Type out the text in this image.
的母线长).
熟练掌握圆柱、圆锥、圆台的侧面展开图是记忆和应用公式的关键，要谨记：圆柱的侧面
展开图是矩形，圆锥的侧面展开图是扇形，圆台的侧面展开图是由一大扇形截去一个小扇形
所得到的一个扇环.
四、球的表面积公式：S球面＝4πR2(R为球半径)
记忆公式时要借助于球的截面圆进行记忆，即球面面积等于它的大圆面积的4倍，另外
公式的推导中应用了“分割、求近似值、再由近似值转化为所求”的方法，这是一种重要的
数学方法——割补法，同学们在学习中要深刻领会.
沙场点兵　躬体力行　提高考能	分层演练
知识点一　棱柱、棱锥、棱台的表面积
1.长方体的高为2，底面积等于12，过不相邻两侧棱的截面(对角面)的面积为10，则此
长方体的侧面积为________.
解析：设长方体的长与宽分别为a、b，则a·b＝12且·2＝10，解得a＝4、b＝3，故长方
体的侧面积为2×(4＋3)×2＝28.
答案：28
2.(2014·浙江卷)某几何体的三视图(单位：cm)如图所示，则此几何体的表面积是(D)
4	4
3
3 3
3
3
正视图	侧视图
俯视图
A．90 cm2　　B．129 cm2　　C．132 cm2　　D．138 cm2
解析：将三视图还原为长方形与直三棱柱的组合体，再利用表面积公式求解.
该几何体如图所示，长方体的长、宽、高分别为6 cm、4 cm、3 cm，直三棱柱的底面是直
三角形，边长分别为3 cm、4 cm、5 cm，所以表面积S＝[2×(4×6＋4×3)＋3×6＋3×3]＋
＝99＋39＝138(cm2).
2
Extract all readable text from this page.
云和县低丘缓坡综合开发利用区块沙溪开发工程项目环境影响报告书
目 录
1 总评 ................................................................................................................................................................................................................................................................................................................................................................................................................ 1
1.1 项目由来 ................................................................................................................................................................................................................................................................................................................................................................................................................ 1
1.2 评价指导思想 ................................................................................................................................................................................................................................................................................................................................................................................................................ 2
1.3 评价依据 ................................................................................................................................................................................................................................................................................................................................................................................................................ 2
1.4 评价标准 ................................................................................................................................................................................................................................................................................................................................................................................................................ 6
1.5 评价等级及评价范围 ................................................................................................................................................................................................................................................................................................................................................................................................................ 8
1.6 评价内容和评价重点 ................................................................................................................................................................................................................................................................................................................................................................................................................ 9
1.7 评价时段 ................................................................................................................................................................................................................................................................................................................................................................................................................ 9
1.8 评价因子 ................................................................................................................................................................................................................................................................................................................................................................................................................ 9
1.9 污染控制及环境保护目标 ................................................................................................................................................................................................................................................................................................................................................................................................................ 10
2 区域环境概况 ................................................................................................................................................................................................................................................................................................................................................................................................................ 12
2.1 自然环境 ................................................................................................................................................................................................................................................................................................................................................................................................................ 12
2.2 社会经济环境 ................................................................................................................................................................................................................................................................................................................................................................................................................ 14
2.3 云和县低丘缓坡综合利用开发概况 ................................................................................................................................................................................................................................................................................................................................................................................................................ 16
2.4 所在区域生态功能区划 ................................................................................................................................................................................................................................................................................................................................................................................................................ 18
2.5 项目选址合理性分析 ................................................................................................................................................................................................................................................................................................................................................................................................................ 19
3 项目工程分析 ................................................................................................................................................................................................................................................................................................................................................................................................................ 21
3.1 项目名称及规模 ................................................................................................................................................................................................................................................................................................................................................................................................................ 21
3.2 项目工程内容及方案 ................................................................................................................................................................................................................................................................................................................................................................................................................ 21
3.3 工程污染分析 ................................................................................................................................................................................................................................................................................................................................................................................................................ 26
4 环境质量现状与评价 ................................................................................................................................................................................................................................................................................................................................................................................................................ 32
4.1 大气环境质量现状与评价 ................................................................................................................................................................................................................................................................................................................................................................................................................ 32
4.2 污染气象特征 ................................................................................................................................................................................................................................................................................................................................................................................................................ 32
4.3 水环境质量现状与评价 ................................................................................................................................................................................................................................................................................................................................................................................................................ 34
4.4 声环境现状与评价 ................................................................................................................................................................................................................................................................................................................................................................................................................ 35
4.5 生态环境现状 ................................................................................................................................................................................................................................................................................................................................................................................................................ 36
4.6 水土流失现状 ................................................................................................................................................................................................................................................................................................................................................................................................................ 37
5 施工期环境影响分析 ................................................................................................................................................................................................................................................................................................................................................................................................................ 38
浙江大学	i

• JOB:
Please reproduce each record precisely as written.

• EXERCISE RESULT:
Type out the text in this image.
的母线长).
熟练掌握圆柱、圆锥、圆台的侧面展开图是记忆和应用公式的关键，要谨记：圆柱的侧面
展开图是矩形，圆锥的侧面展开图是扇形，圆台的侧面展开图是由一大扇形截去一个小扇形
所得到的一个扇环.
四、球的表面积公式：S球面＝4πR2(R为球半径)
记忆公式时要借助于球的截面圆进行记忆，即球面面积等于它的大圆面积的4倍，另外
公式的推导中应用了“分割、求近似值、再由近似值转化为所求”的方法，这是一种重要的
数学方法——割补法，同学们在学习中要深刻领会.
沙场点兵　躬体力行　提高考能	分层演练
知识点一　棱柱、棱锥、棱台的表面积
1.长方体的高为2，底面积等于12，过不相邻两侧棱的截面(对角面)的面积为10，则此
长方体的侧面积为________.
解析：设长方体的长与宽分别为a、b，则a·b＝12且·2＝10，解得a＝4、b＝3，故长方
体的侧面积为2×(4＋3)×2＝28.
答案：28
2.(2014·浙江卷)某几何体的三视图(单位：cm)如图所示，则此几何体的表面积是(D)
4	4
3
3 3
3
3
正视图	侧视图
俯视图
A．90 cm2　　B．129 cm2　　C．132 cm2　　D．138 cm2
解析：将三视图还原为长方形与直三棱柱的组合体，再利用表面积公式求解.
该几何体如图所示，长方体的长、宽、高分别为6 cm、4 cm、3 cm，直三棱柱的底面是直
三角形，边长分别为3 cm、4 cm、5 cm，所以表面积S＝[2×(4×6＋4×3)＋3×6＋3×3]＋
＝99＋39＝138(cm2).
2
Extract all readable text from this page.
云和县低丘缓坡综合开发利用区块沙溪开发工程项目环境影响报告书
目 录
1 总评 ................................................................................................................................................................................................................................................................................................................................................................................................................ 1
1.1 项目由来 ................................................................................................................................................................................................................................................................................................................................................................................................................ 1
1.2 评价指导思想 ................................................................................................................................................................................................................................................................................................................................................................................................................ 2
1.3 评价依据 ................................................................................................................................................................................................................................................................................................................................................................................................................ 2
1.4 评价标准 ................................................................................................................................................................................................................................................................................................................................................................................................................ 6
1.5 评价等级及评价范围 ................................................................................................................................................................................................................................................................................................................................................................................................................ 8
1.6 评价内容和评价重点 ................................................................................................................................................................................................................................................................................................................................................................................................................ 9
1.7 评价时段 ................................................................................................................................................................................................................................................................................................................................................................................................................ 9
1.8 评价因子 ................................................................................................................................................................................................................................................................................................................................................................................................................ 9
1.9 污染控制及环境保护目标 ................................................................................................................................................................................................................................................................................................................................................................................................................ 10
2 区域环境概况 ................................................................................................................................................................................................................................................................................................................................................................................................................ 12
2.1 自然环境 ................................................................................................................................................................................................................................................................................................................................................................................................................ 12
2.2 社会经济环境 ................................................................................................................................................................................................................................................................................................................................................................................................................ 14
2.3 云和县低丘缓坡综合利用开发概况 ................................................................................................................................................................................................................................................................................................................................................................................................................ 16
2.4 所在区域生态功能区划 ................................................................................................................................................................................................................................................................................................................................................................................................................ 18
2.5 项目选址合理性分析 ................................................................................................................................................................................................................................................................................................................................................................................................................ 19
3 项目工程分析 ................................................................................................................................................................................................................................................................................................................................................................................................................ 21
3.1 项目名称及规模 ................................................................................................................................................................................................................................................................................................................................................................................................................ 21
3.2 项目工程内容及方案 ................................................................................................................................................................................................................................................................................................................................................................................................................ 21
3.3 工程污染分析 ................................................................................................................................................................................................................................................................................................................................................................................................................ 26
4 环境质量现状与评价 ................................................................................................................................................................................................................................................................................................................................................................................................................ 32
4.1 大气环境质量现状与评价 ................................................................................................................................................................................................................................................................................................................................................................................................................ 32
4.2 污染气象特征 ................................................................................................................................................................................................................................................................................................................................................................................................................ 32
4.3 水环境质量现状与评价 ................................................................................................................................................................................................................................................................................................................................................................................................................ 34
4.4 声环境现状与评价 ................................................................................................................................................................................................................................................................................................................................................................................................................ 35
4.5 生态环境现状 ................................................................................................................................................................................................................................................................................................................................................................................................................ 36
4.6 水土流失现状 ................................................................................................................................................................................................................................................................................................................................................................................................................ 37
5 施工期环境影响分析 ................................................................................................................................................................................................................................................................................................................................................................................................................ 38
浙江大学	i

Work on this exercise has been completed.